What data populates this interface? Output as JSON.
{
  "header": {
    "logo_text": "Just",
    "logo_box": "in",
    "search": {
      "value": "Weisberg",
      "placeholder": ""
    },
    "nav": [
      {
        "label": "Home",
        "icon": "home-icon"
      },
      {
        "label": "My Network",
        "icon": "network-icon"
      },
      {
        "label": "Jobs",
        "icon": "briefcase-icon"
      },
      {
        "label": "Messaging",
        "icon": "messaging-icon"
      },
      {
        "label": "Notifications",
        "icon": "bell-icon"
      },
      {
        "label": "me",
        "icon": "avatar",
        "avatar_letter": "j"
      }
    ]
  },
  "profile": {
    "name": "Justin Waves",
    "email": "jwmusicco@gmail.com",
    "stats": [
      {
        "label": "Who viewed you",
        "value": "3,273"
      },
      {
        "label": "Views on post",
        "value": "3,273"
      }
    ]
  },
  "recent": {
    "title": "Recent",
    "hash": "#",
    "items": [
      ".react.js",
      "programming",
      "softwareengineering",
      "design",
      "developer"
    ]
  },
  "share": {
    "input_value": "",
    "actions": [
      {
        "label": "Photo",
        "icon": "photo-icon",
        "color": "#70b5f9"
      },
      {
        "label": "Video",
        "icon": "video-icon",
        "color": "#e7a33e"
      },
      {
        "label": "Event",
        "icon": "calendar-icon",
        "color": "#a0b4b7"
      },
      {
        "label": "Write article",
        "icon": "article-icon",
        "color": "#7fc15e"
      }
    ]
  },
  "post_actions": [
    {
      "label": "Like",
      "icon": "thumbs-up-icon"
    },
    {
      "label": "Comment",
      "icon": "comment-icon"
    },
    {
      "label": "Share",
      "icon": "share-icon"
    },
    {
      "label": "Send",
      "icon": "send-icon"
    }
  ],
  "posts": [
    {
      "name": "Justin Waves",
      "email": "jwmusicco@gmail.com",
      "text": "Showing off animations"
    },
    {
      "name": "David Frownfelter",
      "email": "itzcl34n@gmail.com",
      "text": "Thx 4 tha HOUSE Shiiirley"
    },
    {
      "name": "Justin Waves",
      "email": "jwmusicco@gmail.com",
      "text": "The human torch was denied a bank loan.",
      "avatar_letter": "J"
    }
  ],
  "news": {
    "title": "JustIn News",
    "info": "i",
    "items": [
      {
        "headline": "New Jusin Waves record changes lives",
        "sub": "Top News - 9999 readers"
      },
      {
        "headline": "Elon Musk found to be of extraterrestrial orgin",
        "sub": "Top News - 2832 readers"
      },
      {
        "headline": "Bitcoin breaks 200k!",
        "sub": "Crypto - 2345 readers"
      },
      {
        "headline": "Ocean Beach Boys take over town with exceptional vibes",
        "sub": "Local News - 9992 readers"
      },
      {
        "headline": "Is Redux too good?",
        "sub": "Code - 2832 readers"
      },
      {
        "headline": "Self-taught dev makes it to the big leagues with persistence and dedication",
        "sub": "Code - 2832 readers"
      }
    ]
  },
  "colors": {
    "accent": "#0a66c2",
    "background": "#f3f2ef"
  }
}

·····

* [Exercise directions] Working from the material above, retype it in its entirety without change.

* [Output for this exercise]
What data populates this interface? Output as JSON.
{
  "header": {
    "logo_text": "Just",
    "logo_box": "in",
    "search": {
      "value": "Weisberg",
      "placeholder": ""
    },
    "nav": [
      {
        "label": "Home",
        "icon": "home-icon"
      },
      {
        "label": "My Network",
        "icon": "network-icon"
      },
      {
        "label": "Jobs",
        "icon": "briefcase-icon"
      },
      {
        "label": "Messaging",
        "icon": "messaging-icon"
      },
      {
        "label": "Notifications",
        "icon": "bell-icon"
      },
      {
        "label": "me",
        "icon": "avatar",
        "avatar_letter": "j"
      }
    ]
  },
  "profile": {
    "name": "Justin Waves",
    "email": "jwmusicco@gmail.com",
    "stats": [
      {
        "label": "Who viewed you",
        "value": "3,273"
      },
      {
        "label": "Views on post",
        "value": "3,273"
      }
    ]
  },
  "recent": {
    "title": "Recent",
    "hash": "#",
    "items": [
      ".react.js",
      "programming",
      "softwareengineering",
      "design",
      "developer"
    ]
  },
  "share": {
    "input_value": "",
    "actions": [
      {
        "label": "Photo",
        "icon": "photo-icon",
        "color": "#70b5f9"
      },
      {
        "label": "Video",
        "icon": "video-icon",
        "color": "#e7a33e"
      },
      {
        "label": "Event",
        "icon": "calendar-icon",
        "color": "#a0b4b7"
      },
      {
        "label": "Write article",
        "icon": "article-icon",
        "color": "#7fc15e"
      }
    ]
  },
  "post_actions": [
    {
      "label": "Like",
      "icon": "thumbs-up-icon"
    },
    {
      "label": "Comment",
      "icon": "comment-icon"
    },
    {
      "label": "Share",
      "icon": "share-icon"
    },
    {
      "label": "Send",
      "icon": "send-icon"
    }
  ],
  "posts": [
    {
      "name": "Justin Waves",
      "email": "jwmusicco@gmail.com",
      "text": "Showing off animations"
    },
    {
      "name": "David Frownfelter",
      "email": "itzcl34n@gmail.com",
      "text": "Thx 4 tha HOUSE Shiiirley"
    },
    {
      "name": "Justin Waves",
      "email": "jwmusicco@gmail.com",
      "text": "The human torch was denied a bank loan.",
      "avatar_letter": "J"
    }
  ],
  "news": {
    "title": "JustIn News",
    "info": "i",
    "items": [
      {
        "headline": "New Jusin Waves record changes lives",
        "sub": "Top News - 9999 readers"
      },
      {
        "headline": "Elon Musk found to be of extraterrestrial orgin",
        "sub": "Top News - 2832 readers"
      },
      {
        "headline": "Bitcoin breaks 200k!",
        "sub": "Crypto - 2345 readers"
      },
      {
        "headline": "Ocean Beach Boys take over town with exceptional vibes",
        "sub": "Local News - 9992 readers"
      },
      {
        "headline": "Is Redux too good?",
        "sub": "Code - 2832 readers"
      },
      {
        "headline": "Self-taught dev makes it to the big leagues with persistence and dedication",
        "sub": "Code - 2832 readers"
      }
    ]
  },
  "colors": {
    "accent": "#0a66c2",
    "background": "#f3f2ef"
  }
}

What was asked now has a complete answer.